> _Task objective_: Check each line of the data below for the word "Seiten", then extract the ones that have it.

+===+

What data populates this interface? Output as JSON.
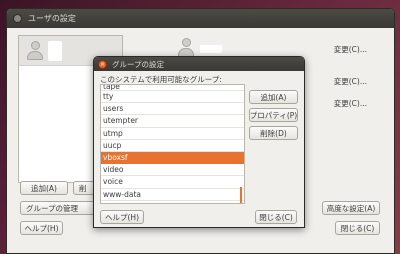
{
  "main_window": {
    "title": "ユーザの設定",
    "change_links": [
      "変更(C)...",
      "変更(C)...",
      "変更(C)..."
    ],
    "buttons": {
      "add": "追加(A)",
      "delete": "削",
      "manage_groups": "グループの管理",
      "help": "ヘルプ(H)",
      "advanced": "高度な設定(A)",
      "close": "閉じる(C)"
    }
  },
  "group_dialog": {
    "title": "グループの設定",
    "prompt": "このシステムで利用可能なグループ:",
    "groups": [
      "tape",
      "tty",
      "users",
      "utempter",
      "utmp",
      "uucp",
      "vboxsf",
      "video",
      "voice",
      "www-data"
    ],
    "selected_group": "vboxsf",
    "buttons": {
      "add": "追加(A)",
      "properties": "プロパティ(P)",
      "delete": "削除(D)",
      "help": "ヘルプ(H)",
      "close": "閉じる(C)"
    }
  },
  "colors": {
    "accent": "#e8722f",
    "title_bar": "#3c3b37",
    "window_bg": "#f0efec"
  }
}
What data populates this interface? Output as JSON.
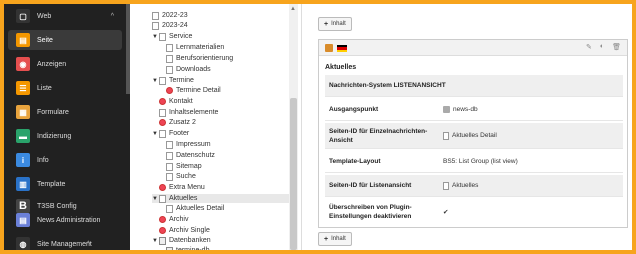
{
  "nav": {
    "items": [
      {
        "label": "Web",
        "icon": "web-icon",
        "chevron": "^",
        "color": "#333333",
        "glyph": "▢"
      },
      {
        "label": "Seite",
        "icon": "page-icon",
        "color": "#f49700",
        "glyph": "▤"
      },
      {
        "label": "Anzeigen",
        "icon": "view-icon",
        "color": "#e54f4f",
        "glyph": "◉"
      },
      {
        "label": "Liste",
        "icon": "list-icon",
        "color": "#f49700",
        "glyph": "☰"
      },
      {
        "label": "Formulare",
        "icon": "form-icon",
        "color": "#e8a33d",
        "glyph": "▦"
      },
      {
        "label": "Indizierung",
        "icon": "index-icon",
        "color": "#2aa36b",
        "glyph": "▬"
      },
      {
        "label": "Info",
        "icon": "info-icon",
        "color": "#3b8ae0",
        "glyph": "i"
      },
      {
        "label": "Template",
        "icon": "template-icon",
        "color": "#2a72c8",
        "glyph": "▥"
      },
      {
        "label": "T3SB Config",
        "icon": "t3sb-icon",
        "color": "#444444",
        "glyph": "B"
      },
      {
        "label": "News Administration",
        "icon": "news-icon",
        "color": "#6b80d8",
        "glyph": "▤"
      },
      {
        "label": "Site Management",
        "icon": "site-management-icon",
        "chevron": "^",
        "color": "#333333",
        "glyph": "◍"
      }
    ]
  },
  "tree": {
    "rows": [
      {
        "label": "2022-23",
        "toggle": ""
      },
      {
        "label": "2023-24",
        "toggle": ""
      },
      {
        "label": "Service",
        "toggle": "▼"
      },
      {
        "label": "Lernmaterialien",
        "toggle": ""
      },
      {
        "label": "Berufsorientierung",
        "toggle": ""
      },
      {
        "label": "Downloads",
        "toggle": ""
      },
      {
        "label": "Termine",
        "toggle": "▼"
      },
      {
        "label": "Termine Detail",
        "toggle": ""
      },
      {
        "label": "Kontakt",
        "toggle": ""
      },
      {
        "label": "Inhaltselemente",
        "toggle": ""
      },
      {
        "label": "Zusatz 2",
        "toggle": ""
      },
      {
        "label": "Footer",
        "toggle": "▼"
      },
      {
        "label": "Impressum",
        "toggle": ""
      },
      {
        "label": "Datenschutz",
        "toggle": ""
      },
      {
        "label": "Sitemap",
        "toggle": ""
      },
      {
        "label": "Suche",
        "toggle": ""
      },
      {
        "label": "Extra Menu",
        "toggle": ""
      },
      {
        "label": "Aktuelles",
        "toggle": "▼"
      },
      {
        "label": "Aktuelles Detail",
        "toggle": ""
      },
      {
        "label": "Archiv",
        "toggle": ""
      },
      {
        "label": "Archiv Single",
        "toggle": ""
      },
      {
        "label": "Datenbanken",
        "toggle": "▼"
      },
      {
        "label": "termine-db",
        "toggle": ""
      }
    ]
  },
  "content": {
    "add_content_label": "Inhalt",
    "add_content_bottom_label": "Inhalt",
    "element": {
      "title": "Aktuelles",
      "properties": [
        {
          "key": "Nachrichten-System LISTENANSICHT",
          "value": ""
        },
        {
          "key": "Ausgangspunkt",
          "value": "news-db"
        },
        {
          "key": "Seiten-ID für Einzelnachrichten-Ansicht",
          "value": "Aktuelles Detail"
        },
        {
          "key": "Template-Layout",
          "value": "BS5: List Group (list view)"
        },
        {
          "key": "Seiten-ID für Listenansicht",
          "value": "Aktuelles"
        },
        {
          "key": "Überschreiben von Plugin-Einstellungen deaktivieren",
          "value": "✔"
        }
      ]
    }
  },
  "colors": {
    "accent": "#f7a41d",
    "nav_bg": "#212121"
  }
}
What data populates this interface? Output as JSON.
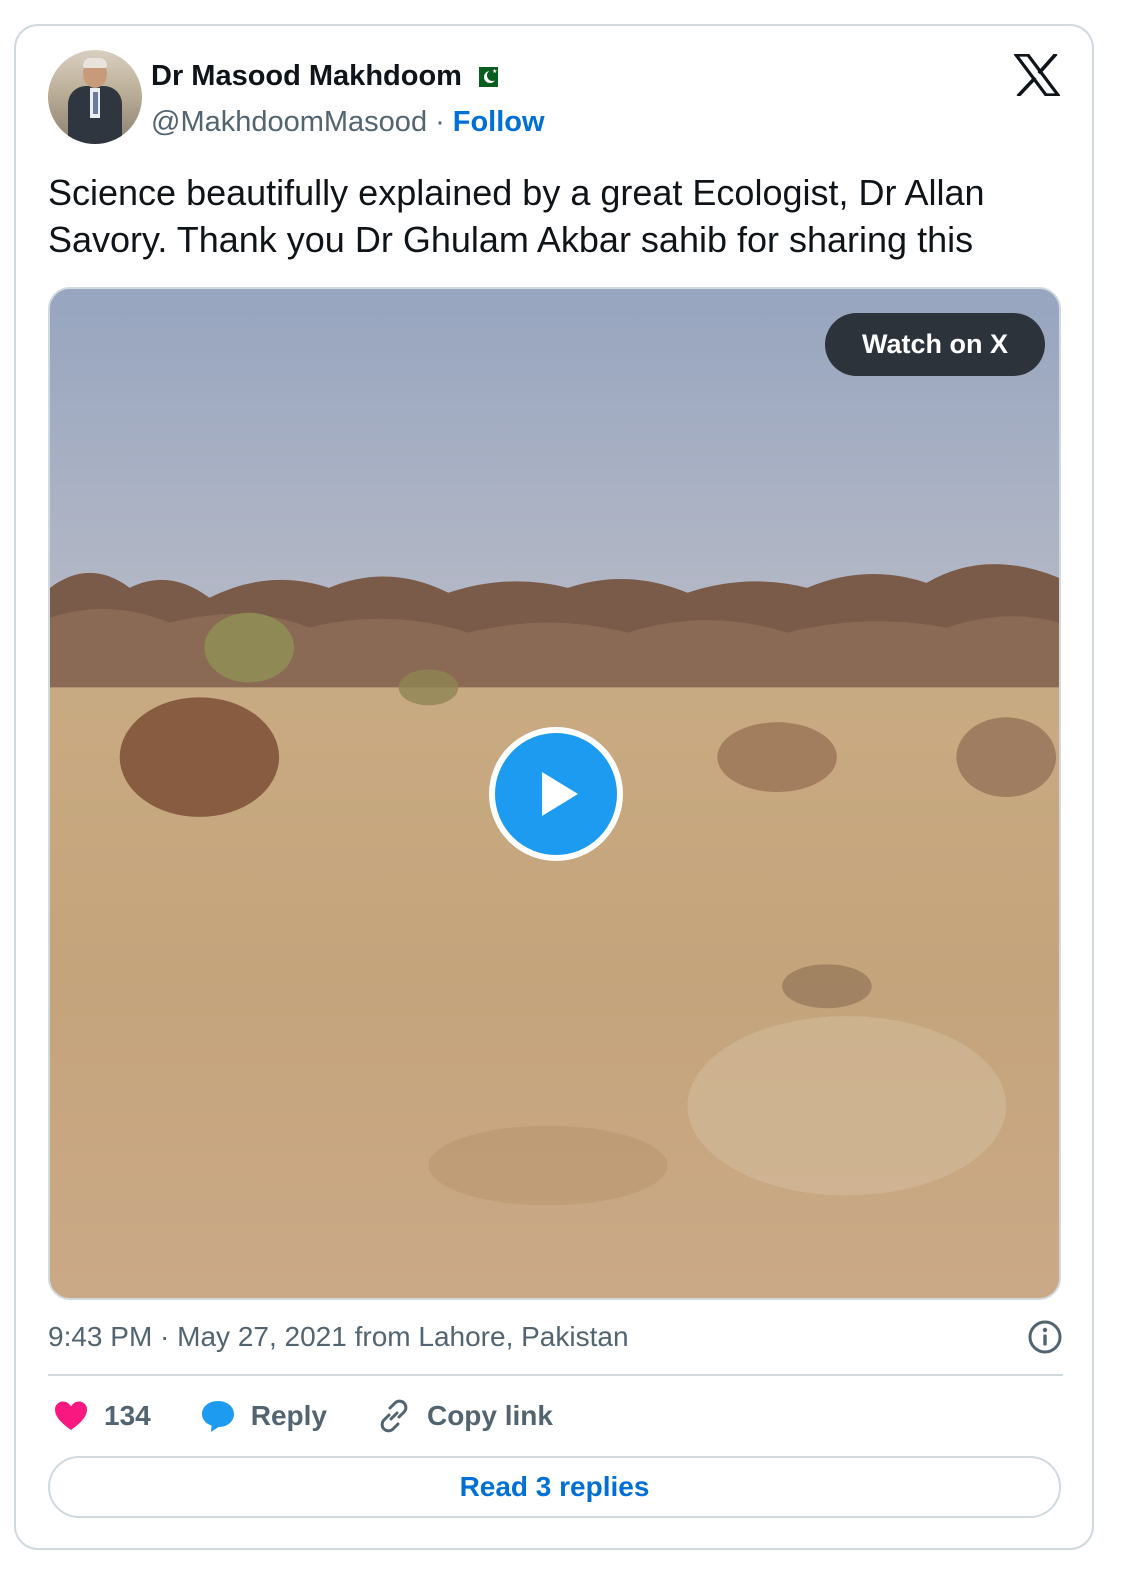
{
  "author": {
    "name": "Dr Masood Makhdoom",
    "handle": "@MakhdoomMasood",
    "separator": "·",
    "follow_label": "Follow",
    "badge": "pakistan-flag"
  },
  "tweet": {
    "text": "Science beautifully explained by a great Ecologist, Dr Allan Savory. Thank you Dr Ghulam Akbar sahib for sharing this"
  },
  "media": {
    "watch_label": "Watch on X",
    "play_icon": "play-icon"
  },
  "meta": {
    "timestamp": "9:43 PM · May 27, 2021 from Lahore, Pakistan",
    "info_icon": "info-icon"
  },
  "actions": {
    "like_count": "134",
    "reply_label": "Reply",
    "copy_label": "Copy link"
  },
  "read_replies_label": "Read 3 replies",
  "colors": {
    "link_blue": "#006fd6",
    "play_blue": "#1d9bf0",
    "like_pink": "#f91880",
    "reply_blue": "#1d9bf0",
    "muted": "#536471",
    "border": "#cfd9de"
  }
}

+===+

> _Written solution_:
          "key": "Seiten-ID für Einzelnachrichten-Ansicht",
          "key": "Seiten-ID für Listenansicht",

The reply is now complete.